##### Dataset rows

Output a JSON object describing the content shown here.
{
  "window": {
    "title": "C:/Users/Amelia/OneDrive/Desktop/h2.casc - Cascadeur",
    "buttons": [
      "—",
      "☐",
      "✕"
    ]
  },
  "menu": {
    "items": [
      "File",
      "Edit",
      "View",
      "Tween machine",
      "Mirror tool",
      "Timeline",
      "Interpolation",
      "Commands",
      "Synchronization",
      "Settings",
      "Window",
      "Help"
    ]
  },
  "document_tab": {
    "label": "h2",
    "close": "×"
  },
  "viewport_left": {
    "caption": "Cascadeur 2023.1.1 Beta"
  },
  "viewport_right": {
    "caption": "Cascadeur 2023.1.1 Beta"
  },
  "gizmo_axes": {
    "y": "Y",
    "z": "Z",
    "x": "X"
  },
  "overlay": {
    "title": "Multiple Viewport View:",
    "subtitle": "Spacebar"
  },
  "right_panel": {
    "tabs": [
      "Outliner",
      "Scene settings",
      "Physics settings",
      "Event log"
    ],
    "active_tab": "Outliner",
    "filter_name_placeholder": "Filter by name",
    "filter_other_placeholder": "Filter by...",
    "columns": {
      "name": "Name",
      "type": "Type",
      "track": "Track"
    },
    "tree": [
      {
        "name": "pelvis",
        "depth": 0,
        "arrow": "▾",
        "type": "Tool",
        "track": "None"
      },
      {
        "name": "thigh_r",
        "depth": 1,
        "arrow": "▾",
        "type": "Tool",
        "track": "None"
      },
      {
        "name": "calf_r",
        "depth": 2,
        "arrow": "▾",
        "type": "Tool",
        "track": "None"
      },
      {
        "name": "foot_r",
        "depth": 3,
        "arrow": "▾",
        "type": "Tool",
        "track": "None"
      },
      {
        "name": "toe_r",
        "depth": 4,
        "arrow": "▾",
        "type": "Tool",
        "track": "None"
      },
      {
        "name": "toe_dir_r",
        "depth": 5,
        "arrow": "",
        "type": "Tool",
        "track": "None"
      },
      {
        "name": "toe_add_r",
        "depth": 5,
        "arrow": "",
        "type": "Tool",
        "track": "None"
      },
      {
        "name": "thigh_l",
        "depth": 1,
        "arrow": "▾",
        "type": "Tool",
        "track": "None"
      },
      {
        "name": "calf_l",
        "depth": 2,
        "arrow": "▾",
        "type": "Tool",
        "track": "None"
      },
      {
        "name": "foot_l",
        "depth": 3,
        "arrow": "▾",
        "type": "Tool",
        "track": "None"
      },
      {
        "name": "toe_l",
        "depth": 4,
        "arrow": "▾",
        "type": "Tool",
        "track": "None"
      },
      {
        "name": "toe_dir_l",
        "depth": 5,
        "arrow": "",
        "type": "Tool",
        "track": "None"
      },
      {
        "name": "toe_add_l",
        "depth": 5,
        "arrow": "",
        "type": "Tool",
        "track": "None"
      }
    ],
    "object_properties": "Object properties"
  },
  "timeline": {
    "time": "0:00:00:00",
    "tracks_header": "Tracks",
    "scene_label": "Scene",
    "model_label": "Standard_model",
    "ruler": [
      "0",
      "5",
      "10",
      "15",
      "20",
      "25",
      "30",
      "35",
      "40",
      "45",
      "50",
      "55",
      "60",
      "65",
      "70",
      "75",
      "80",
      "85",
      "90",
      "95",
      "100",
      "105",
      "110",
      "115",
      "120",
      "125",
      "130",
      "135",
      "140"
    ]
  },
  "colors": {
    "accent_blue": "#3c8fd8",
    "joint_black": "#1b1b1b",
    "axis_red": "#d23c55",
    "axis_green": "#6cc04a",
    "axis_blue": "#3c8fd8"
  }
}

##########

Directions for this task: Extract all of the data above without altering anything.

Result of this task:
Output a JSON object describing the content shown here.
{
  "window": {
    "title": "C:/Users/Amelia/OneDrive/Desktop/h2.casc - Cascadeur",
    "buttons": [
      "—",
      "☐",
      "✕"
    ]
  },
  "menu": {
    "items": [
      "File",
      "Edit",
      "View",
      "Tween machine",
      "Mirror tool",
      "Timeline",
      "Interpolation",
      "Commands",
      "Synchronization",
      "Settings",
      "Window",
      "Help"
    ]
  },
  "document_tab": {
    "label": "h2",
    "close": "×"
  },
  "viewport_left": {
    "caption": "Cascadeur 2023.1.1 Beta"
  },
  "viewport_right": {
    "caption": "Cascadeur 2023.1.1 Beta"
  },
  "gizmo_axes": {
    "y": "Y",
    "z": "Z",
    "x": "X"
  },
  "overlay": {
    "title": "Multiple Viewport View:",
    "subtitle": "Spacebar"
  },
  "right_panel": {
    "tabs": [
      "Outliner",
      "Scene settings",
      "Physics settings",
      "Event log"
    ],
    "active_tab": "Outliner",
    "filter_name_placeholder": "Filter by name",
    "filter_other_placeholder": "Filter by...",
    "columns": {
      "name": "Name",
      "type": "Type",
      "track": "Track"
    },
    "tree": [
      {
        "name": "pelvis",
        "depth": 0,
        "arrow": "▾",
        "type": "Tool",
        "track": "None"
      },
      {
        "name": "thigh_r",
        "depth": 1,
        "arrow": "▾",
        "type": "Tool",
        "track": "None"
      },
      {
        "name": "calf_r",
        "depth": 2,
        "arrow": "▾",
        "type": "Tool",
        "track": "None"
      },
      {
        "name": "foot_r",
        "depth": 3,
        "arrow": "▾",
        "type": "Tool",
        "track": "None"
      },
      {
        "name": "toe_r",
        "depth": 4,
        "arrow": "▾",
        "type": "Tool",
        "track": "None"
      },
      {
        "name": "toe_dir_r",
        "depth": 5,
        "arrow": "",
        "type": "Tool",
        "track": "None"
      },
      {
        "name": "toe_add_r",
        "depth": 5,
        "arrow": "",
        "type": "Tool",
        "track": "None"
      },
      {
        "name": "thigh_l",
        "depth": 1,
        "arrow": "▾",
        "type": "Tool",
        "track": "None"
      },
      {
        "name": "calf_l",
        "depth": 2,
        "arrow": "▾",
        "type": "Tool",
        "track": "None"
      },
      {
        "name": "foot_l",
        "depth": 3,
        "arrow": "▾",
        "type": "Tool",
        "track": "None"
      },
      {
        "name": "toe_l",
        "depth": 4,
        "arrow": "▾",
        "type": "Tool",
        "track": "None"
      },
      {
        "name": "toe_dir_l",
        "depth": 5,
        "arrow": "",
        "type": "Tool",
        "track": "None"
      },
      {
        "name": "toe_add_l",
        "depth": 5,
        "arrow": "",
        "type": "Tool",
        "track": "None"
      }
    ],
    "object_properties": "Object properties"
  },
  "timeline": {
    "time": "0:00:00:00",
    "tracks_header": "Tracks",
    "scene_label": "Scene",
    "model_label": "Standard_model",
    "ruler": [
      "0",
      "5",
      "10",
      "15",
      "20",
      "25",
      "30",
      "35",
      "40",
      "45",
      "50",
      "55",
      "60",
      "65",
      "70",
      "75",
      "80",
      "85",
      "90",
      "95",
      "100",
      "105",
      "110",
      "115",
      "120",
      "125",
      "130",
      "135",
      "140"
    ]
  },
  "colors": {
    "accent_blue": "#3c8fd8",
    "joint_black": "#1b1b1b",
    "axis_red": "#d23c55",
    "axis_green": "#6cc04a",
    "axis_blue": "#3c8fd8"
  }
}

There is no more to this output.